### Supplied text
※ ※ ※
Cyber Essentials is a UK Government-backed certification scheme that helps organisations protect themselves against the most common cyber threats. It requires businesses to implement five basic technical security controls and verify them through an independent assessment. It is the minimum standard of cyber security that every UK business should meet.
The scheme was introduced by the National Cyber Security Centre (NCSC) and is administered through the IASME Consortium. Since 2014, it has been a mandatory requirement for any supplier bidding for UK Government contracts that involve handling sensitive or personal information.
But Cyber Essentials is not just about government contracts. It is increasingly expected by private-sector clients, insurance providers, and partners as evidence that your business takes security seriously.
The Two Levels of Cyber Essentials
Cyber Essentials (Basic)
The standard level involves a self-assessment questionnaire. You answer questions about your security practices and technical controls, and an independent assessor reviews your answers. There is no hands-on technical testing at this level.
What it proves: Your organisation understands the five controls and states that they are implemented.
Cost: Approximately £300–£500 for the assessment, depending on your certification body and organisation size.
Timeline: Most businesses can complete the questionnaire in a few days, though preparation may take weeks if controls are not yet in place.
Cyber Essentials Plus
This is the more rigorous level. In addition to the self-assessment, a qualified assessor performs hands-on technical testing of your systems. They verify that the controls you claim to have are actually working.
The assessor will test a sample of your devices and infrastructure, attempt to access systems without authorisation, verify patch levels, check configurations, and confirm that your defences work in practice — not just on paper.
※ ※ ※
### Written instruction 1
Copy out the part of the Cyber Essentials overview running from "The standard level" down to "are actually working.", word for word.
### Written instruction 2
Write the next part of the Cyber Essentials overview, picking up after its final sentence.

### Records from a dataset
※ ※ ※
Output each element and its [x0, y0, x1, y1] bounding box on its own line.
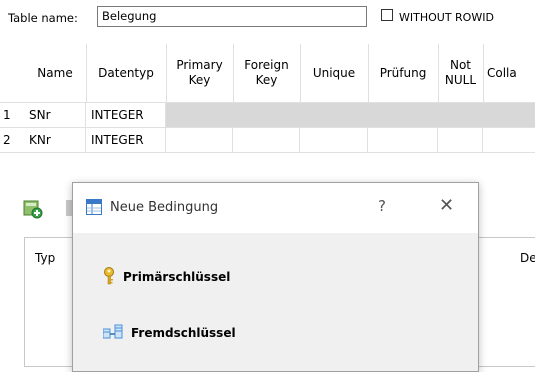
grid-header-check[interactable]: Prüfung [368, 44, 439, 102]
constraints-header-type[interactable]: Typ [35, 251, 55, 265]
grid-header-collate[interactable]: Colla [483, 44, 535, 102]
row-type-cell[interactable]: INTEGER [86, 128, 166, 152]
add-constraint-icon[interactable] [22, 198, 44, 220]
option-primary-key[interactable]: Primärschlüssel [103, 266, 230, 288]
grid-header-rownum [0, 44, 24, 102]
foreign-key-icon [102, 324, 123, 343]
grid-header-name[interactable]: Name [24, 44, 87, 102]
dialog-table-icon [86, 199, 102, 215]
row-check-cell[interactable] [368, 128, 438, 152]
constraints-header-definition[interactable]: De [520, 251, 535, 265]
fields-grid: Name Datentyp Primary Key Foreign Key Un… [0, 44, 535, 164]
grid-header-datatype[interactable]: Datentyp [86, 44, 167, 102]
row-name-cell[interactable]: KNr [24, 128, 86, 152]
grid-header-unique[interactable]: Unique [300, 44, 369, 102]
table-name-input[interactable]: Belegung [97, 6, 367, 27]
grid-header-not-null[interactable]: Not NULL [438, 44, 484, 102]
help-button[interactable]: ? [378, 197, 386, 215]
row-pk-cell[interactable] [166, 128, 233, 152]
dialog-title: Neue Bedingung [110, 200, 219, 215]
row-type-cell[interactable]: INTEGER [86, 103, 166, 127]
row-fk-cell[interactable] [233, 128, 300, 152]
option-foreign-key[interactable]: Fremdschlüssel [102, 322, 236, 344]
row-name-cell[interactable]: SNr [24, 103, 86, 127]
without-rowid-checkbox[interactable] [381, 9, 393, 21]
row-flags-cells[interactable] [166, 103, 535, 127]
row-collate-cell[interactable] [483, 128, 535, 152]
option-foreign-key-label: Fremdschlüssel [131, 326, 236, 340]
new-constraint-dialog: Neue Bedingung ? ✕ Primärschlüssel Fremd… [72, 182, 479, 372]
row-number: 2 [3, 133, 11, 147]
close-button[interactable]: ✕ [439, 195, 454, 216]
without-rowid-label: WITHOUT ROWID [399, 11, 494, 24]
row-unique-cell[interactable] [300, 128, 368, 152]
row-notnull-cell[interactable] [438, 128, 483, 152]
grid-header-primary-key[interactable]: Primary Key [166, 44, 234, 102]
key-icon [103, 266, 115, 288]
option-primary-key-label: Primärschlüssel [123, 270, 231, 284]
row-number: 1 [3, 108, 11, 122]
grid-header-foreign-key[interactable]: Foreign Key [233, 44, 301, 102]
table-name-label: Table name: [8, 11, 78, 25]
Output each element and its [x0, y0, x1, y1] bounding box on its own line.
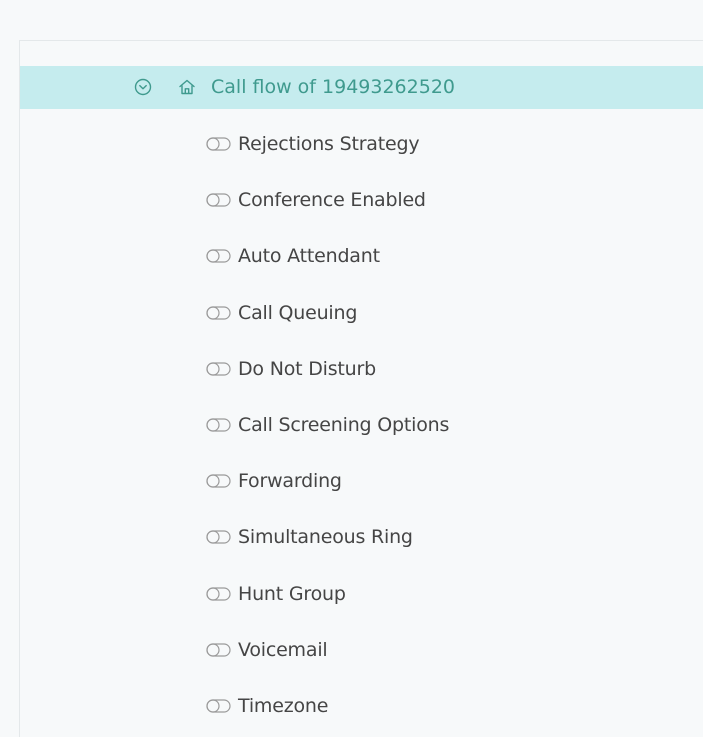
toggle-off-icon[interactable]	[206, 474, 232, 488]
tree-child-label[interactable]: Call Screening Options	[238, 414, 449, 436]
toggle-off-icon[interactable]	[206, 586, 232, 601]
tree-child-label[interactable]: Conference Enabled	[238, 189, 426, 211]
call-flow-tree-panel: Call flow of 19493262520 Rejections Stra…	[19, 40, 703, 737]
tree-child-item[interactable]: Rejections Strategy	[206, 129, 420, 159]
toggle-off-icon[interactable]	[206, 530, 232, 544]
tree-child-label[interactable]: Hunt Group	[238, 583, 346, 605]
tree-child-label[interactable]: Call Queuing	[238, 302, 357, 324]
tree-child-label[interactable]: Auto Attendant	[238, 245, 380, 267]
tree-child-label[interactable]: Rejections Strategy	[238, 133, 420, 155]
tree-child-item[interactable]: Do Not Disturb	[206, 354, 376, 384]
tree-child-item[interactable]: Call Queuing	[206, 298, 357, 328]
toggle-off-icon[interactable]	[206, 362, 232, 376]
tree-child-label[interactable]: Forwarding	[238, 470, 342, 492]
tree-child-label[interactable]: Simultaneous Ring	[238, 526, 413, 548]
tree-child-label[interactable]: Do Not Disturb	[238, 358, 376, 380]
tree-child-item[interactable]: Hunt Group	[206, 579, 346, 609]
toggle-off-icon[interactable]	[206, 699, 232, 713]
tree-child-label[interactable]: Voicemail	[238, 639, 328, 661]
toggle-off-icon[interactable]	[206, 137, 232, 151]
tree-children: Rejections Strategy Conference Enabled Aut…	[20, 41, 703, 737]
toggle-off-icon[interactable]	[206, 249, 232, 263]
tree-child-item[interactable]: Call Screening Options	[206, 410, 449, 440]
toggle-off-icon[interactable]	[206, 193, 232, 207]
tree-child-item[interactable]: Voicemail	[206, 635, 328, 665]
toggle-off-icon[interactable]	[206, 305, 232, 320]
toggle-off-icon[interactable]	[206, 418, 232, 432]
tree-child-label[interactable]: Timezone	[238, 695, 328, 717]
※ ※ ※
### Exercise result 1
The standard level involves a self-assessment questionnaire. You answer questions about your security practices and technical controls, and an independent assessor reviews your answers. There is no hands-on technical testing at this level.
What it proves: Your organisation understands the five controls and states that they are implemented.
Cost: Approximately £300–£500 for the assessment, depending on your certification body and organisation size.
Timeline: Most businesses can complete the questionnaire in a few days, though preparation may take weeks if controls are not yet in place.
Cyber Essentials Plus
This is the more rigorous level. In addition to the self-assessment, a qualified assessor performs hands-on technical testing of your systems. They verify that the controls you claim to have are actually working.

### Exercise result 2
What it proves: Your controls have been independently verified through technical testing.
Cost: Approximately £1,500–£5,000, depending on the size and complexity of your organisation.
Timeline: The technical assessment typically takes 1–3 days on-site or remotely, but preparation can take several weeks.
Who Needs Cyber Essentials?
Mandatory For
- UK Government suppliers handling sensitive or personal information
- MOD suppliers — Cyber Essentials is a minimum requirement for Ministry of Defence contracts
- NHS suppliers — increasingly required for health sector contracts
Strongly Recommended For
- Any business handling personal data — Cyber Essentials demonstrates UK GDPR compliance effort
- Businesses in regulated industries — finance, legal, healthcare
- Companies seeking cyber insurance — many insurers offer reduced premiums for certified businesses
- Organisations in supply chains — large clients increasingly require certification from suppliers
- Any SME — the five controls represent the bare minimum of responsible cyber security
The Five Technical Controls
Cyber Essentials is built around five fundamental security controls. These are not complex or expensive to implement. They are basic measures that every business should have in place regardless of certification.
1. Firewalls
A firewall controls the traffic flowing in and out of your network. It acts as a boundary between your internal systems and the internet, blocking unauthorised access while allowing legitimate traffic.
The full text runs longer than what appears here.